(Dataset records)

>>>

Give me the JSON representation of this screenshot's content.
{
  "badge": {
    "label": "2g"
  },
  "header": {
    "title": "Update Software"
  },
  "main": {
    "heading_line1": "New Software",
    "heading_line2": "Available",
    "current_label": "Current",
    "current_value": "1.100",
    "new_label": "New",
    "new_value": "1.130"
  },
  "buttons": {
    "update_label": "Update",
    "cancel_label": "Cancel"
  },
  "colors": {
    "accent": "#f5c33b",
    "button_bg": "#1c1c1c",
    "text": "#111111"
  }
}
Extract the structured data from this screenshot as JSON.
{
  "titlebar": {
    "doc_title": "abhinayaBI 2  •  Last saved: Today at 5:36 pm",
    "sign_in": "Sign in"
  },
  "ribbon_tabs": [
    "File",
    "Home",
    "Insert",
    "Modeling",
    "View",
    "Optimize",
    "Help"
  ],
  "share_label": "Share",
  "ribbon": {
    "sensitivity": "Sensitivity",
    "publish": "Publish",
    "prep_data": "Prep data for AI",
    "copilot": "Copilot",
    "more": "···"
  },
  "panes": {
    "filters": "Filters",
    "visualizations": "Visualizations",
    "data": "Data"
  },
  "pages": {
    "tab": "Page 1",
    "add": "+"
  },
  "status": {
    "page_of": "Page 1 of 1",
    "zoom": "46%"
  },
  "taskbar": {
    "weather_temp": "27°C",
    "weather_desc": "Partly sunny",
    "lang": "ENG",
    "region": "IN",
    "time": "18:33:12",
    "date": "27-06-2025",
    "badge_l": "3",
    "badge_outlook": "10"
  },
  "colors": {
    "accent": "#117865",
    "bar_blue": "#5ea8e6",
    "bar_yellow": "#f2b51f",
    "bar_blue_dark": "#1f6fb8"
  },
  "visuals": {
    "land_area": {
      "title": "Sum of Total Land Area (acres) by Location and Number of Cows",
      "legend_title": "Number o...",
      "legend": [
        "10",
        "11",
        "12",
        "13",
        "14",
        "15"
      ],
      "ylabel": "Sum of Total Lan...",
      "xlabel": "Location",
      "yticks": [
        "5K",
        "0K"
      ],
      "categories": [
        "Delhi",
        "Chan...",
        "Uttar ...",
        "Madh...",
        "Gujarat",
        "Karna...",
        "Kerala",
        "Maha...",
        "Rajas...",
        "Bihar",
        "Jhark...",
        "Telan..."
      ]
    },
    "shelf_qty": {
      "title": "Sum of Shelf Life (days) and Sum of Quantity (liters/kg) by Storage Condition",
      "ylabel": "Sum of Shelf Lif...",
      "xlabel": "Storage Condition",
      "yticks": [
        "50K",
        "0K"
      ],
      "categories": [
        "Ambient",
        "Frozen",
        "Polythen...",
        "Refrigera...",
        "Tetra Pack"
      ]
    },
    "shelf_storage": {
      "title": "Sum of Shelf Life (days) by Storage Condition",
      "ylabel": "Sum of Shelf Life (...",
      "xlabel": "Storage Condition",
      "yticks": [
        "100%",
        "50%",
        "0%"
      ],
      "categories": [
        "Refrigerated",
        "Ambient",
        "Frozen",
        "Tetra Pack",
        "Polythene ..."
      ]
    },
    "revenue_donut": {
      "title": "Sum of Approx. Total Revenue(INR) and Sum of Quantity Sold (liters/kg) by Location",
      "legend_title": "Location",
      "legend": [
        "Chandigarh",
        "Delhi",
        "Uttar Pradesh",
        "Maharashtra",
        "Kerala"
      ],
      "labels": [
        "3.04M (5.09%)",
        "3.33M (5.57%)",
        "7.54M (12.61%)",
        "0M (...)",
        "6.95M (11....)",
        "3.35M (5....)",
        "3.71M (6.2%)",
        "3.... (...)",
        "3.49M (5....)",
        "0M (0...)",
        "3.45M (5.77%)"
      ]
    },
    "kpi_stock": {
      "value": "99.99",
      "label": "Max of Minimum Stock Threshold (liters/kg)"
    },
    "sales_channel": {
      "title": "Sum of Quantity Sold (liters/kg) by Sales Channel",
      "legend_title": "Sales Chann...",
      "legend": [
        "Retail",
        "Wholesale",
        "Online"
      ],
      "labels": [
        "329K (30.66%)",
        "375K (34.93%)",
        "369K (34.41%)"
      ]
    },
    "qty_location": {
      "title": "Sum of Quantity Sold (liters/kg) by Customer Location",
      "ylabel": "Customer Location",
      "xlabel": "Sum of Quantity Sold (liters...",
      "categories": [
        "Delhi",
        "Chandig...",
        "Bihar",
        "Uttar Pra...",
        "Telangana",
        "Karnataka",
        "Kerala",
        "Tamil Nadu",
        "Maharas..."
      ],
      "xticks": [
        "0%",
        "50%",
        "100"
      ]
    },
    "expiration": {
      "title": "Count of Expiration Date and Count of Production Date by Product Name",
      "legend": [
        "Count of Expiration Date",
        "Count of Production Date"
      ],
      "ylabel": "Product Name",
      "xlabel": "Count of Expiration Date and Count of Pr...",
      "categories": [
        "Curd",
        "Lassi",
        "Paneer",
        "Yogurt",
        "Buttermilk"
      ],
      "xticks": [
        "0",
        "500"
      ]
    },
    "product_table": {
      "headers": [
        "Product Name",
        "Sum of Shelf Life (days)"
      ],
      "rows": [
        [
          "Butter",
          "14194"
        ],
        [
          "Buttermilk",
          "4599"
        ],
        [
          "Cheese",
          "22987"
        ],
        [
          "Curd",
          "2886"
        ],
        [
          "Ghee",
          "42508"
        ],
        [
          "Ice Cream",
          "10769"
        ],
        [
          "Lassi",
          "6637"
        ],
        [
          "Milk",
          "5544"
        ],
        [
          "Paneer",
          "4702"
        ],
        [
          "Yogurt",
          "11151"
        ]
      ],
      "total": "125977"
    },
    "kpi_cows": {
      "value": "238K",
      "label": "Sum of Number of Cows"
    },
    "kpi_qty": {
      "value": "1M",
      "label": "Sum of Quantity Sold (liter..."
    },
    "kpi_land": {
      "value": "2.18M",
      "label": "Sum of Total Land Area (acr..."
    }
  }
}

<<<

* [WHAT THE EXERCISE ASKS]: Go over the data above and copy every line that has the word "Quantity" in it.

* [REPLY TO THE TASK]:
      "title": "Sum of Shelf Life (days) and Sum of Quantity (liters/kg) by Storage Condition",
      "title": "Sum of Approx. Total Revenue(INR) and Sum of Quantity Sold (liters/kg) by Location",
      "title": "Sum of Quantity Sold (liters/kg) by Sales Channel",
      "title": "Sum of Quantity Sold (liters/kg) by Customer Location",
      "xlabel": "Sum of Quantity Sold (liters...",
      "label": "Sum of Quantity Sold (liter..."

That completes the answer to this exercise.